■ TO DO
Give the number of lines in the records below that include "JSON", and nothing more.

■ RECORDS SHOWN

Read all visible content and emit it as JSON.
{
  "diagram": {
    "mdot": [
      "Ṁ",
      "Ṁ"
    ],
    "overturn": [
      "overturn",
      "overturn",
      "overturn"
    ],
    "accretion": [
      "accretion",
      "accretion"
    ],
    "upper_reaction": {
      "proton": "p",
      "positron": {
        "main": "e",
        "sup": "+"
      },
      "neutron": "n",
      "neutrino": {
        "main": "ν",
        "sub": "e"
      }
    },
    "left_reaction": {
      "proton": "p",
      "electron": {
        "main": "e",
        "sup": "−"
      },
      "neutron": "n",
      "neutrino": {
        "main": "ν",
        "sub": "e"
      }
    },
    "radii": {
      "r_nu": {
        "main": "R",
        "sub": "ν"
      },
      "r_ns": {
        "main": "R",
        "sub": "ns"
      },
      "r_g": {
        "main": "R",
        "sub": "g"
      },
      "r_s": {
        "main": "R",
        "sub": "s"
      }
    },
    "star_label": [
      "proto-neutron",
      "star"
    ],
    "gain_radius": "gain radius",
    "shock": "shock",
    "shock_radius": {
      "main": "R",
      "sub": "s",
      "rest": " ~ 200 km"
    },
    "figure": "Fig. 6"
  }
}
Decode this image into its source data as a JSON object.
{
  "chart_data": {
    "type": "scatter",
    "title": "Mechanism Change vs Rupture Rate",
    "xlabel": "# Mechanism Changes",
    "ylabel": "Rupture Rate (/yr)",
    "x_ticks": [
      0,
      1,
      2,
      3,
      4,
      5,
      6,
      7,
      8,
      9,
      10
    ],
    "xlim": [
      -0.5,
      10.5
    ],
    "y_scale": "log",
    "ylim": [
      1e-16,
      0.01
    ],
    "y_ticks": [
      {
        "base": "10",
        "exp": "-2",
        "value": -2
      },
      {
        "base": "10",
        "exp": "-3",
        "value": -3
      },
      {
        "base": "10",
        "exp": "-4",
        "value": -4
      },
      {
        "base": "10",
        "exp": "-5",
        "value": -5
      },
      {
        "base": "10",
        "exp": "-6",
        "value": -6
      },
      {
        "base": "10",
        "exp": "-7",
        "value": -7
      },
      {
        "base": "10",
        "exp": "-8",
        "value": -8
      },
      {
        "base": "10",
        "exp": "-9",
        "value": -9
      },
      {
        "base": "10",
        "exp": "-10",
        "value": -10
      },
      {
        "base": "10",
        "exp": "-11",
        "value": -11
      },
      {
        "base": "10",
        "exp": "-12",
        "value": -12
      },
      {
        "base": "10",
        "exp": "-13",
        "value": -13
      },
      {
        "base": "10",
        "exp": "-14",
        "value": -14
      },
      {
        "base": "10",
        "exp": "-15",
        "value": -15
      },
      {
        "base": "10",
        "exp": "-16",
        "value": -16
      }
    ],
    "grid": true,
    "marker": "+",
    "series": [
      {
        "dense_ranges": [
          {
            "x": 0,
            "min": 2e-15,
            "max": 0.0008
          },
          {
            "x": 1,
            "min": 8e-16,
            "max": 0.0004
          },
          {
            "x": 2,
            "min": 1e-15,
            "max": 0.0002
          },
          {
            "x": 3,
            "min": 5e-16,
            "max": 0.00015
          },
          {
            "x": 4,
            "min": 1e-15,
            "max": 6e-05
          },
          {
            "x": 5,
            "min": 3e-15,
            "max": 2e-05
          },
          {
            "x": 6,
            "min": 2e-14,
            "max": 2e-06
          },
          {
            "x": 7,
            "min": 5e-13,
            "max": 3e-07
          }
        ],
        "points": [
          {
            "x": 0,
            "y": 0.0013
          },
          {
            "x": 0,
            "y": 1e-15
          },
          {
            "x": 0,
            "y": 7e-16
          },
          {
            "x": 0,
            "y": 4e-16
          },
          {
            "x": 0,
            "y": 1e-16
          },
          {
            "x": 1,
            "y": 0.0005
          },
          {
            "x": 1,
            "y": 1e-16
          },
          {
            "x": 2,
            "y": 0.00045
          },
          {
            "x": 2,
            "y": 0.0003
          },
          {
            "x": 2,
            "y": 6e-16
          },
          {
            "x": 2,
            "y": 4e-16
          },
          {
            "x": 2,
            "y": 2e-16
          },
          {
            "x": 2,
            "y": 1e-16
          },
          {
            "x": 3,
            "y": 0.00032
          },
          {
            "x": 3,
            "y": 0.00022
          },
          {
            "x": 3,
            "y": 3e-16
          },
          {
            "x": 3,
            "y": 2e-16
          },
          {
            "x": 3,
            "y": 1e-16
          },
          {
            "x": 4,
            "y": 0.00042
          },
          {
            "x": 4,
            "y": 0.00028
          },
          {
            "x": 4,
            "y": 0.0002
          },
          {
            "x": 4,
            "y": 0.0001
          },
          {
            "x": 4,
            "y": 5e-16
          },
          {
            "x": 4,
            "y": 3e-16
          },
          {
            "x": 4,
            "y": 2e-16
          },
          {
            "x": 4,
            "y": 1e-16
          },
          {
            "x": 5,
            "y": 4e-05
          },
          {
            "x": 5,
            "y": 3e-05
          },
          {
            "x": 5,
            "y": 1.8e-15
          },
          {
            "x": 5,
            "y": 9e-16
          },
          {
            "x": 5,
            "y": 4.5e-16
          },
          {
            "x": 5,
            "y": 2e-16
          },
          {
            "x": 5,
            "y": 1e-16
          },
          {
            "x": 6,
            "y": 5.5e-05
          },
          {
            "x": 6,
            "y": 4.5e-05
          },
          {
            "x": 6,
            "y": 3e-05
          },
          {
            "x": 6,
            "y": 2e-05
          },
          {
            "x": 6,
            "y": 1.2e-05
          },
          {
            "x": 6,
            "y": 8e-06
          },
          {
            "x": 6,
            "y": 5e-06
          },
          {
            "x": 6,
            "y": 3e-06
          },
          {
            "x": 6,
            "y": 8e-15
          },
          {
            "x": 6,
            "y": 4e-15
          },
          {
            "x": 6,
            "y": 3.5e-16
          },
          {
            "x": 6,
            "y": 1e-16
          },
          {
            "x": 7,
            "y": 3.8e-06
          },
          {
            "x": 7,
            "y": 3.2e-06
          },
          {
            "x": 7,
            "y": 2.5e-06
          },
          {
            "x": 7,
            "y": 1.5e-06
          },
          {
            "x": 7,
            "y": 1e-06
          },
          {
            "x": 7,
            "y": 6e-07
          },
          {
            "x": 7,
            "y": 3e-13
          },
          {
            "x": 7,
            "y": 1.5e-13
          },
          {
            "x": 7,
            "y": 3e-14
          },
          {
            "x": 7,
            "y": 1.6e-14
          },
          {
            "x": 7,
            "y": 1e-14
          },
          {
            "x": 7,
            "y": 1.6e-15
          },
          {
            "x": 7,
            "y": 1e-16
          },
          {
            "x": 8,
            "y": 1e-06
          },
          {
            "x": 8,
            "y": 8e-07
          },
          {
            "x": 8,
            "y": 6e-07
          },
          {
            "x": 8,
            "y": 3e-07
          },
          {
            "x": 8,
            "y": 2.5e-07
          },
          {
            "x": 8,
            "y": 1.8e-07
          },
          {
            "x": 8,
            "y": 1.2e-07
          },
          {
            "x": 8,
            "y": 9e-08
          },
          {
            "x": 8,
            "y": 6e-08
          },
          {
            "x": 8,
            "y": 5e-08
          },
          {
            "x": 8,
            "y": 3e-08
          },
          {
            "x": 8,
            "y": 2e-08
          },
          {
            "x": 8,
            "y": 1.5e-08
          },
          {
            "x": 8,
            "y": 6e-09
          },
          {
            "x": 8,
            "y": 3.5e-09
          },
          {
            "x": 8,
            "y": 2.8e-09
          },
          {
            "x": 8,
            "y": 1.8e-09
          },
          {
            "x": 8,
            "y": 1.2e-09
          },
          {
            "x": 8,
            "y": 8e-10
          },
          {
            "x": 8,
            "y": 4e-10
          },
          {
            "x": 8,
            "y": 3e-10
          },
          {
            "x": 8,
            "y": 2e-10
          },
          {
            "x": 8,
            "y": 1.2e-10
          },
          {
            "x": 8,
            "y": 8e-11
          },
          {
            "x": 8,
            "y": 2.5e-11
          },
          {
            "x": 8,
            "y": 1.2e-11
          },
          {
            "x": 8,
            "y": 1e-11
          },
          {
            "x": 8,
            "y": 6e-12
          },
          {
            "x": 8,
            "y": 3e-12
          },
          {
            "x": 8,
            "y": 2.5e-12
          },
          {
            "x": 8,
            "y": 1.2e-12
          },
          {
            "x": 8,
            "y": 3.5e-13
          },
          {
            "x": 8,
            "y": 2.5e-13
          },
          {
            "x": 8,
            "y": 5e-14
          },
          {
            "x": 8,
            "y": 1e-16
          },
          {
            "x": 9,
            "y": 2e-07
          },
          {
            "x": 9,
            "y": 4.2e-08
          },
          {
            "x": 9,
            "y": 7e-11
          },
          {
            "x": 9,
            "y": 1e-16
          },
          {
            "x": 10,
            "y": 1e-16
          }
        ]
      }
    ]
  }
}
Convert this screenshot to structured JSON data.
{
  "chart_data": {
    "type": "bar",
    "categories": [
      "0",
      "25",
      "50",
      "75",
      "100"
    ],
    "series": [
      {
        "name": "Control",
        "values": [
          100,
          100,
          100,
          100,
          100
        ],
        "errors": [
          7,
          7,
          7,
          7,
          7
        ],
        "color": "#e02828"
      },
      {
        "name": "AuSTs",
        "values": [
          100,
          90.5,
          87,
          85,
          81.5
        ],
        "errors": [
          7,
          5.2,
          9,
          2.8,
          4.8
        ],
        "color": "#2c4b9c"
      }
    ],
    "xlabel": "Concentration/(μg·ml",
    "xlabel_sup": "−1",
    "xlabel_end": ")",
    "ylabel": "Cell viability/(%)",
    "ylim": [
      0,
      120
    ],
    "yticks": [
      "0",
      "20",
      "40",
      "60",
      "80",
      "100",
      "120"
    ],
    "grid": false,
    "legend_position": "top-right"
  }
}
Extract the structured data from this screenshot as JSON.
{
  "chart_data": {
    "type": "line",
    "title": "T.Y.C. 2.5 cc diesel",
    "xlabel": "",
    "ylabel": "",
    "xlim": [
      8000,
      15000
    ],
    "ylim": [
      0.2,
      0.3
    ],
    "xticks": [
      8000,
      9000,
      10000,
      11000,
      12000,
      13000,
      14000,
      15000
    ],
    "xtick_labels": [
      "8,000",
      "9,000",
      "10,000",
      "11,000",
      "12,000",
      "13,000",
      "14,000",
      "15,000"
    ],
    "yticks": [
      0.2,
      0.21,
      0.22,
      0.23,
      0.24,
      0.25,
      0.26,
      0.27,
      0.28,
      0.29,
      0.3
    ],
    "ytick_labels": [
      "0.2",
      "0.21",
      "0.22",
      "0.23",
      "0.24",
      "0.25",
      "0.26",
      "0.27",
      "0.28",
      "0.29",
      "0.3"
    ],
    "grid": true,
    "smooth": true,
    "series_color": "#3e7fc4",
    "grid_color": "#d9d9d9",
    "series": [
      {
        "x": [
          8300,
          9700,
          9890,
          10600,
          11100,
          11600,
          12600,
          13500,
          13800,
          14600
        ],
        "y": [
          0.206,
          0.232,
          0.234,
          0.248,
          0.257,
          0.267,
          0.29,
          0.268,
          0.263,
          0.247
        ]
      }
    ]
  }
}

■ OUTPUT FOR THIS TASK
4